>> begin Information shown
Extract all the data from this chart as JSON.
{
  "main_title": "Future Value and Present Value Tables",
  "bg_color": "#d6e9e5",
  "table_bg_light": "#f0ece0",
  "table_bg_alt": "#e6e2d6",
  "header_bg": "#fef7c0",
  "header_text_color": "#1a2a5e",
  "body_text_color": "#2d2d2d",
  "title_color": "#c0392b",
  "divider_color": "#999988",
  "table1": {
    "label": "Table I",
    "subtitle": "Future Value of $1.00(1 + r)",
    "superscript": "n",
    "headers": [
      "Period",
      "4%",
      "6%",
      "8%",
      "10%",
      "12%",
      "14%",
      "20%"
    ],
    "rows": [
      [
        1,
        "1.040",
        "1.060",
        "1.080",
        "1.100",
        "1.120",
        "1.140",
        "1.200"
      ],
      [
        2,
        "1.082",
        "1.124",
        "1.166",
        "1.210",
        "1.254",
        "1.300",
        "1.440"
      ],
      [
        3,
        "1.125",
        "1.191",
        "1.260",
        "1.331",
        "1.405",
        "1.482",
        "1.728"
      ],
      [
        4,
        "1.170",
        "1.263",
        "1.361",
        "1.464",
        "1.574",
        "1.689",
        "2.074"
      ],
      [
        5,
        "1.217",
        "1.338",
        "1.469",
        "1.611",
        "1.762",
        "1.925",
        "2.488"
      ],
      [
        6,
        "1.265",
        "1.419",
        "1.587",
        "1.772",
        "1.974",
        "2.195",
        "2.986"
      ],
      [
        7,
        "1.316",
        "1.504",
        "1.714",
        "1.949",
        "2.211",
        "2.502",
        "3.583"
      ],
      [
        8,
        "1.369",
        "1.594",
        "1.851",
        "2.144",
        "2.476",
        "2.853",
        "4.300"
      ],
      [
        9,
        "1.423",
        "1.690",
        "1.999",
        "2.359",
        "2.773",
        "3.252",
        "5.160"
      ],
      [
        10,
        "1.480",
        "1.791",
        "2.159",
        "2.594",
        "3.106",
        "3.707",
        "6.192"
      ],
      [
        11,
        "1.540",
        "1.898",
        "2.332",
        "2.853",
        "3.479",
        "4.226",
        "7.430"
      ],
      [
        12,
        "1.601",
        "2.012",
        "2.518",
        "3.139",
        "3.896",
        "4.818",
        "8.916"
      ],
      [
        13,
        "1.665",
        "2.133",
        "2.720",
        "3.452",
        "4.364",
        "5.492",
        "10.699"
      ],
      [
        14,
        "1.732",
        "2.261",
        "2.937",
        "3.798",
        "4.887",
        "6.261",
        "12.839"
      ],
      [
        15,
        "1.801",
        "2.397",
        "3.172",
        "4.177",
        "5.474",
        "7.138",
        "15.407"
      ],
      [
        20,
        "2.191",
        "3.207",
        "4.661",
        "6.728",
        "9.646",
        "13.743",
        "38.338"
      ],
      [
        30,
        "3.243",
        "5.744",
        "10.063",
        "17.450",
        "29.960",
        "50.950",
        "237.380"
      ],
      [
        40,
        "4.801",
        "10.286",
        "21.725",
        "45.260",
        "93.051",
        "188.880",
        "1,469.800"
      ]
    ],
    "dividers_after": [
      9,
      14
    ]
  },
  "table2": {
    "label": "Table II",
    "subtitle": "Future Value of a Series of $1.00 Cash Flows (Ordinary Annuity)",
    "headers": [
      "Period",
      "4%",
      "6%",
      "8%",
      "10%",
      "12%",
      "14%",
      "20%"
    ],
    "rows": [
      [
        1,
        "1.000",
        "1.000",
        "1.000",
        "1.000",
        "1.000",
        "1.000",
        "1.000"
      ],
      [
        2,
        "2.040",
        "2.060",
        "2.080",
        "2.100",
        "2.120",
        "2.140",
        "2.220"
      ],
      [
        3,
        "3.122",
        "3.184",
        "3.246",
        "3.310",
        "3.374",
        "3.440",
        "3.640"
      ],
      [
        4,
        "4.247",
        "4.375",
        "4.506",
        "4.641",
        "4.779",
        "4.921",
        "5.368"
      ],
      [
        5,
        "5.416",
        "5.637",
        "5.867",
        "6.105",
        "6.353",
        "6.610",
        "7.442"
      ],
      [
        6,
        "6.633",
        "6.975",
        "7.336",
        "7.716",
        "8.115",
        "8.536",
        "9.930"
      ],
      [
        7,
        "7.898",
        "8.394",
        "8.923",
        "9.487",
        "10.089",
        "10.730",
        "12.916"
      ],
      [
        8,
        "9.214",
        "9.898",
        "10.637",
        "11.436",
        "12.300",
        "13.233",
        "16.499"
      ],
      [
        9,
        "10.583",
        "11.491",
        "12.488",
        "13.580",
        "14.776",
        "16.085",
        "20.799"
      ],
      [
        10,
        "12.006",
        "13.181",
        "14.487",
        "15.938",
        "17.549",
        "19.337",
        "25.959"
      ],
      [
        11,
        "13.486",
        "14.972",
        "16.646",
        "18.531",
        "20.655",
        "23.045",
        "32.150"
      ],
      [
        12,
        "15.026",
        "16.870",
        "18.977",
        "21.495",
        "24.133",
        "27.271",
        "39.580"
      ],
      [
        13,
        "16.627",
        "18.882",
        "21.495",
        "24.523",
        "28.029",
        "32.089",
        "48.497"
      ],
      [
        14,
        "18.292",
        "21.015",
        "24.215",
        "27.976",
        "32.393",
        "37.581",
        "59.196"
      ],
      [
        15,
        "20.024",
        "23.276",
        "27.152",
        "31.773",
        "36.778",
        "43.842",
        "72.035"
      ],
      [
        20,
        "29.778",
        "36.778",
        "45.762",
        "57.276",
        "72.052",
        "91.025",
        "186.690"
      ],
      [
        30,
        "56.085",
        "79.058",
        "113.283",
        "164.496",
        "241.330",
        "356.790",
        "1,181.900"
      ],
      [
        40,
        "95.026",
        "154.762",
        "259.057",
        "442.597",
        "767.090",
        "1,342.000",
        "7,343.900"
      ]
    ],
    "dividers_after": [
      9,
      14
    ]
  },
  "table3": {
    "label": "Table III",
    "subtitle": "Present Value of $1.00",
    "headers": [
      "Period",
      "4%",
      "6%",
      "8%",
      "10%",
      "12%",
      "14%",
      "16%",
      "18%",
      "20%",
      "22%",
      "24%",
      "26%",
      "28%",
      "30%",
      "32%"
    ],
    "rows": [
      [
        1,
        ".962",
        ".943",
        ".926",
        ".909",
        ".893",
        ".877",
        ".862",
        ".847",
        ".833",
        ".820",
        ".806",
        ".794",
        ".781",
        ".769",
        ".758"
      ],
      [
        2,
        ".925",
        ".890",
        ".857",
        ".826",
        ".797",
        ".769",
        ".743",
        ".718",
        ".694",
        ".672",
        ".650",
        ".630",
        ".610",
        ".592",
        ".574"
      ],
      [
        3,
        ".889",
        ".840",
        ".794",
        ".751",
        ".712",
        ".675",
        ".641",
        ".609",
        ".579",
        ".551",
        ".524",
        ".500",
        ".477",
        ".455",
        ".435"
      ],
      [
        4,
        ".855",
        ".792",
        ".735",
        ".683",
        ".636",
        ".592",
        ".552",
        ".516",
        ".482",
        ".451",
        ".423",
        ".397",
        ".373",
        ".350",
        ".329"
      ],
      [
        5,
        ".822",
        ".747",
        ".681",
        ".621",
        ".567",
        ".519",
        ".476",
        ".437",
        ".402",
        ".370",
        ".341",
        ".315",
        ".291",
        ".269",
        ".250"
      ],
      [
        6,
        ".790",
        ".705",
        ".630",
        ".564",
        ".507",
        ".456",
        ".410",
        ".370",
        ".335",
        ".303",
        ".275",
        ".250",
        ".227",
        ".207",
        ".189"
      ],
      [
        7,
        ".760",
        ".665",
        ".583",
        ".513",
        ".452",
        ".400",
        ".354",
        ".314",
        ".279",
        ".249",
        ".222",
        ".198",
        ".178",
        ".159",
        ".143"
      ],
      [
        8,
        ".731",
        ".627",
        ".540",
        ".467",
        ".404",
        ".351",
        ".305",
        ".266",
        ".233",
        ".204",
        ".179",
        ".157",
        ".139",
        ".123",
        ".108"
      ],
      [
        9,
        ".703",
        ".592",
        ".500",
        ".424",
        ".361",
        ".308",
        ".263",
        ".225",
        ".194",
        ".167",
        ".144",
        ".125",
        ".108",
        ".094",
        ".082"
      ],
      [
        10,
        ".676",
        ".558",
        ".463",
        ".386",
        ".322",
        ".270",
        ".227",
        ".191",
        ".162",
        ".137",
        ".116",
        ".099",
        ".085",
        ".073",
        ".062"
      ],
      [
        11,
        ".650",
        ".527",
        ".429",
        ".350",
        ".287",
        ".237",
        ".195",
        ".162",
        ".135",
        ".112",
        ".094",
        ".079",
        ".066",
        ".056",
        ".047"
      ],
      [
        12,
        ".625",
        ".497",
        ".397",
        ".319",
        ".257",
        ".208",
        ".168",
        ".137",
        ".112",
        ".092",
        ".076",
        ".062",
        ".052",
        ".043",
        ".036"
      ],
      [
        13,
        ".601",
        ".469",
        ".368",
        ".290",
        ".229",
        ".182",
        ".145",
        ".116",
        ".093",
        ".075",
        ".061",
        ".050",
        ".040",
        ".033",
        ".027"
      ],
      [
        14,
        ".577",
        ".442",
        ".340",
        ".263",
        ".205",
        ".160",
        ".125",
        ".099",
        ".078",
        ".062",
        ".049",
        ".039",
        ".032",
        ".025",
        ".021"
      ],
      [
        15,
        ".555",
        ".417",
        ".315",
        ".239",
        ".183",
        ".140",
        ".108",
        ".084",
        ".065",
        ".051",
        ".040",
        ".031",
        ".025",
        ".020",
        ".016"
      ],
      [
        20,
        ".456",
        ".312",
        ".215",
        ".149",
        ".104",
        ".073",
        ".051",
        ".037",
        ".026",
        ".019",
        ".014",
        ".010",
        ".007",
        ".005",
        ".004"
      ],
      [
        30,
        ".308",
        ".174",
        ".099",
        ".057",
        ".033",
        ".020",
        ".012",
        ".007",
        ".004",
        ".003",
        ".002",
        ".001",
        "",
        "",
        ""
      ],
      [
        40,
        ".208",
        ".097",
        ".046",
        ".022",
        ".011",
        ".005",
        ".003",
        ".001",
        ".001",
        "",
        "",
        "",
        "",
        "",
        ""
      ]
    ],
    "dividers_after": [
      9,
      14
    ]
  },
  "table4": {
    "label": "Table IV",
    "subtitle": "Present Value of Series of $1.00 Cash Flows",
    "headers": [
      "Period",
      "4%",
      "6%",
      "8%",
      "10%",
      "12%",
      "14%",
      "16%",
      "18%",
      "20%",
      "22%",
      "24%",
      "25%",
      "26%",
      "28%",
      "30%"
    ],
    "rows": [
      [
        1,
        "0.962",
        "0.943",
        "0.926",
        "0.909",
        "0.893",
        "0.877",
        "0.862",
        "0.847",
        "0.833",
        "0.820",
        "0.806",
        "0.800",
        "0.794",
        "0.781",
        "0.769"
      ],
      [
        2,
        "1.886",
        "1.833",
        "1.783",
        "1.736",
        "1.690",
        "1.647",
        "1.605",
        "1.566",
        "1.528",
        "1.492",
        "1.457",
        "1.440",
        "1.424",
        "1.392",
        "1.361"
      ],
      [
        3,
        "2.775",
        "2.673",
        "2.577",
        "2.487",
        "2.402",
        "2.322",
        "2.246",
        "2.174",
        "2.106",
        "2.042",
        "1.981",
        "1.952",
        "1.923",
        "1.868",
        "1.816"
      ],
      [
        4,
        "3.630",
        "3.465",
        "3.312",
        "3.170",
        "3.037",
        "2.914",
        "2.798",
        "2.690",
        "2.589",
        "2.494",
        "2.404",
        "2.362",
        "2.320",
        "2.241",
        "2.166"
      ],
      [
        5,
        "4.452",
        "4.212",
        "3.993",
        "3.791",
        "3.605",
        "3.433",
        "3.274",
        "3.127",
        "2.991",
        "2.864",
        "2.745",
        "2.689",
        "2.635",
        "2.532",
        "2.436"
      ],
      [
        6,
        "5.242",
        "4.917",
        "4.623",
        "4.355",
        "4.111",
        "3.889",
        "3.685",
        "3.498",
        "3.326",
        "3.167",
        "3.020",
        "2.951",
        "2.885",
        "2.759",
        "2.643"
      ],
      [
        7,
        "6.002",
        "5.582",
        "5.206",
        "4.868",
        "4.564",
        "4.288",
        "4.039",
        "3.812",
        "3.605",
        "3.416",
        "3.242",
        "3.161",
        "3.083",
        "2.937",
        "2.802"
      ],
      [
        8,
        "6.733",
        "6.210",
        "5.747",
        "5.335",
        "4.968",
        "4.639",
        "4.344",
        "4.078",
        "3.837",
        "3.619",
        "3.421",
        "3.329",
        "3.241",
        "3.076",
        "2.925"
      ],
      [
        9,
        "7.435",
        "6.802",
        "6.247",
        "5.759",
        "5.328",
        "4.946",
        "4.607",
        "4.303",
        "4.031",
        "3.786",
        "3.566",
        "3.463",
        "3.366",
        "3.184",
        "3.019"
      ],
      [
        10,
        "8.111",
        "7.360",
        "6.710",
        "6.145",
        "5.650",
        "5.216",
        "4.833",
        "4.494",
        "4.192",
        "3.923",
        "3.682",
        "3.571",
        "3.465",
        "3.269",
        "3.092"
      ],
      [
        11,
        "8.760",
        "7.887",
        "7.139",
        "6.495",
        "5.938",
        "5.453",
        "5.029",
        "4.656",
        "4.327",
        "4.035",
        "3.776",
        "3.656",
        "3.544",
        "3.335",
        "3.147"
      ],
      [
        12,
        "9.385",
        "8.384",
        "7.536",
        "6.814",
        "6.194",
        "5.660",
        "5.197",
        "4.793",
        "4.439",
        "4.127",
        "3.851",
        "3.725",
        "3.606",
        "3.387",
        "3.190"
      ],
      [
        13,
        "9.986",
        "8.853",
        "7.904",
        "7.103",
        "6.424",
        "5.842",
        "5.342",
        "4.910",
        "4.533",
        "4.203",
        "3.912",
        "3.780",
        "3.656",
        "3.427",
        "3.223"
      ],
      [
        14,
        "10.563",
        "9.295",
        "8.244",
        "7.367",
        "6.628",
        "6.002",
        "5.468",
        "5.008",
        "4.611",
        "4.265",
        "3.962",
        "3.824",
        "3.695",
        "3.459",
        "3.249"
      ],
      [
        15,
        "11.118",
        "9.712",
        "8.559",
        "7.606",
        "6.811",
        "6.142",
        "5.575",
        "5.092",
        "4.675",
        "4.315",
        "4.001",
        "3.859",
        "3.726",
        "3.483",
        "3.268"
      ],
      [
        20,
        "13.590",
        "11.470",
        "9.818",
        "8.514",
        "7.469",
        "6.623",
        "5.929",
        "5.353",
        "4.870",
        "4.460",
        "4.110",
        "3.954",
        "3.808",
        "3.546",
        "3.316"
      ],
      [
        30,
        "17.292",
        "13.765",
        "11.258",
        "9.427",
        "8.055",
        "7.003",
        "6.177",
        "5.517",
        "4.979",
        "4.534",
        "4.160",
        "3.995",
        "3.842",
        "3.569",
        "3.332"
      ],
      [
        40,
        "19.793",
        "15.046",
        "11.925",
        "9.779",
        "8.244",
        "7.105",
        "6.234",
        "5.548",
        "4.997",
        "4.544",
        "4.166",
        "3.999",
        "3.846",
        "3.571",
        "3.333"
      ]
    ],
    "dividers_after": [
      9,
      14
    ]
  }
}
>> end Information shown
**Stated exercise**
From the data, collect all lines where the string "subtitle" appears.

**Result of the exercise**
    "subtitle": "Future Value of $1.00(1 + r)",
    "subtitle": "Future Value of a Series of $1.00 Cash Flows (Ordinary Annuity)",
    "subtitle": "Present Value of $1.00",
    "subtitle": "Present Value of Series of $1.00 Cash Flows",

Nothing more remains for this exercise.